YOUR OBJECTIVE> Set the listing down again exactly, please, apart from its pictures.

Saved data entries:
::::

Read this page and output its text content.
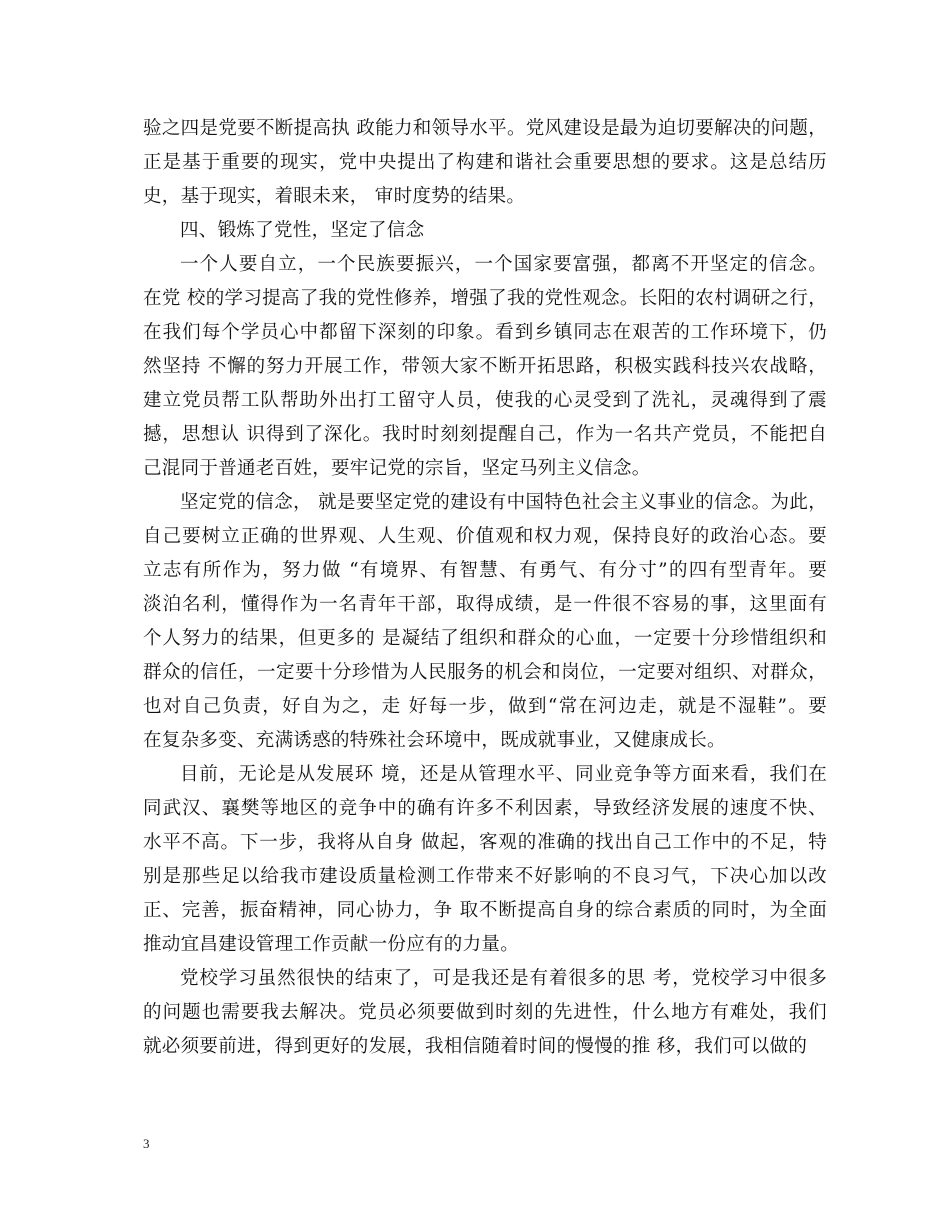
验之四是党要不断提高执 政能力和领导水平。党风建设是最为迫切要解决的问题，
正是基于重要的现实，党中央提出了构建和谐社会重要思想的要求。这是总结历
史，基于现实，着眼未来， 审时度势的结果。
四、锻炼了党性，坚定了信念
一个人要自立，一个民族要振兴，一个国家要富强，都离不开坚定的信念。
在党 校的学习提高了我的党性修养，增强了我的党性观念。长阳的农村调研之行，
在我们每个学员心中都留下深刻的印象。看到乡镇同志在艰苦的工作环境下，仍
然坚持 不懈的努力开展工作，带领大家不断开拓思路，积极实践科技兴农战略，
建立党员帮工队帮助外出打工留守人员，使我的心灵受到了洗礼，灵魂得到了震
撼，思想认 识得到了深化。我时时刻刻提醒自己，作为一名共产党员，不能把自
己混同于普通老百姓，要牢记党的宗旨，坚定马列主义信念。
坚定党的信念， 就是要坚定党的建设有中国特色社会主义事业的信念。为此，
自己要树立正确的世界观、人生观、价值观和权力观，保持良好的政治心态。要
立志有所作为，努力做 “有境界、有智慧、有勇气、有分寸”的四有型青年。要
淡泊名利，懂得作为一名青年干部，取得成绩，是一件很不容易的事，这里面有
个人努力的结果，但更多的 是凝结了组织和群众的心血，一定要十分珍惜组织和
群众的信任，一定要十分珍惜为人民服务的机会和岗位，一定要对组织、对群众，
也对自己负责，好自为之，走 好每一步，做到“常在河边走，就是不湿鞋”。要
在复杂多变、充满诱惑的特殊社会环境中，既成就事业，又健康成长。
目前，无论是从发展环 境，还是从管理水平、同业竞争等方面来看，我们在
同武汉、襄樊等地区的竞争中的确有许多不利因素，导致经济发展的速度不快、
水平不高。下一步，我将从自身 做起，客观的准确的找出自己工作中的不足，特
别是那些足以给我市建设质量检测工作带来不好影响的不良习气，下决心加以改
正、完善，振奋精神，同心协力，争 取不断提高自身的综合素质的同时，为全面
推动宜昌建设管理工作贡献一份应有的力量。
党校学习虽然很快的结束了，可是我还是有着很多的思 考，党校学习中很多
的问题也需要我去解决。党员必须要做到时刻的先进性，什么地方有难处，我们
就必须要前进，得到更好的发展，我相信随着时间的慢慢的推 移，我们可以做的
3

::::

SOLUTION>
Read this page and output its text content.
验之四是党要不断提高执 政能力和领导水平。党风建设是最为迫切要解决的问题，
正是基于重要的现实，党中央提出了构建和谐社会重要思想的要求。这是总结历
史，基于现实，着眼未来， 审时度势的结果。
四、锻炼了党性，坚定了信念
一个人要自立，一个民族要振兴，一个国家要富强，都离不开坚定的信念。
在党 校的学习提高了我的党性修养，增强了我的党性观念。长阳的农村调研之行，
在我们每个学员心中都留下深刻的印象。看到乡镇同志在艰苦的工作环境下，仍
然坚持 不懈的努力开展工作，带领大家不断开拓思路，积极实践科技兴农战略，
建立党员帮工队帮助外出打工留守人员，使我的心灵受到了洗礼，灵魂得到了震
撼，思想认 识得到了深化。我时时刻刻提醒自己，作为一名共产党员，不能把自
己混同于普通老百姓，要牢记党的宗旨，坚定马列主义信念。
坚定党的信念， 就是要坚定党的建设有中国特色社会主义事业的信念。为此，
自己要树立正确的世界观、人生观、价值观和权力观，保持良好的政治心态。要
立志有所作为，努力做 “有境界、有智慧、有勇气、有分寸”的四有型青年。要
淡泊名利，懂得作为一名青年干部，取得成绩，是一件很不容易的事，这里面有
个人努力的结果，但更多的 是凝结了组织和群众的心血，一定要十分珍惜组织和
群众的信任，一定要十分珍惜为人民服务的机会和岗位，一定要对组织、对群众，
也对自己负责，好自为之，走 好每一步，做到“常在河边走，就是不湿鞋”。要
在复杂多变、充满诱惑的特殊社会环境中，既成就事业，又健康成长。
目前，无论是从发展环 境，还是从管理水平、同业竞争等方面来看，我们在
同武汉、襄樊等地区的竞争中的确有许多不利因素，导致经济发展的速度不快、
水平不高。下一步，我将从自身 做起，客观的准确的找出自己工作中的不足，特
别是那些足以给我市建设质量检测工作带来不好影响的不良习气，下决心加以改
正、完善，振奋精神，同心协力，争 取不断提高自身的综合素质的同时，为全面
推动宜昌建设管理工作贡献一份应有的力量。
党校学习虽然很快的结束了，可是我还是有着很多的思 考，党校学习中很多
的问题也需要我去解决。党员必须要做到时刻的先进性，什么地方有难处，我们
就必须要前进，得到更好的发展，我相信随着时间的慢慢的推 移，我们可以做的
3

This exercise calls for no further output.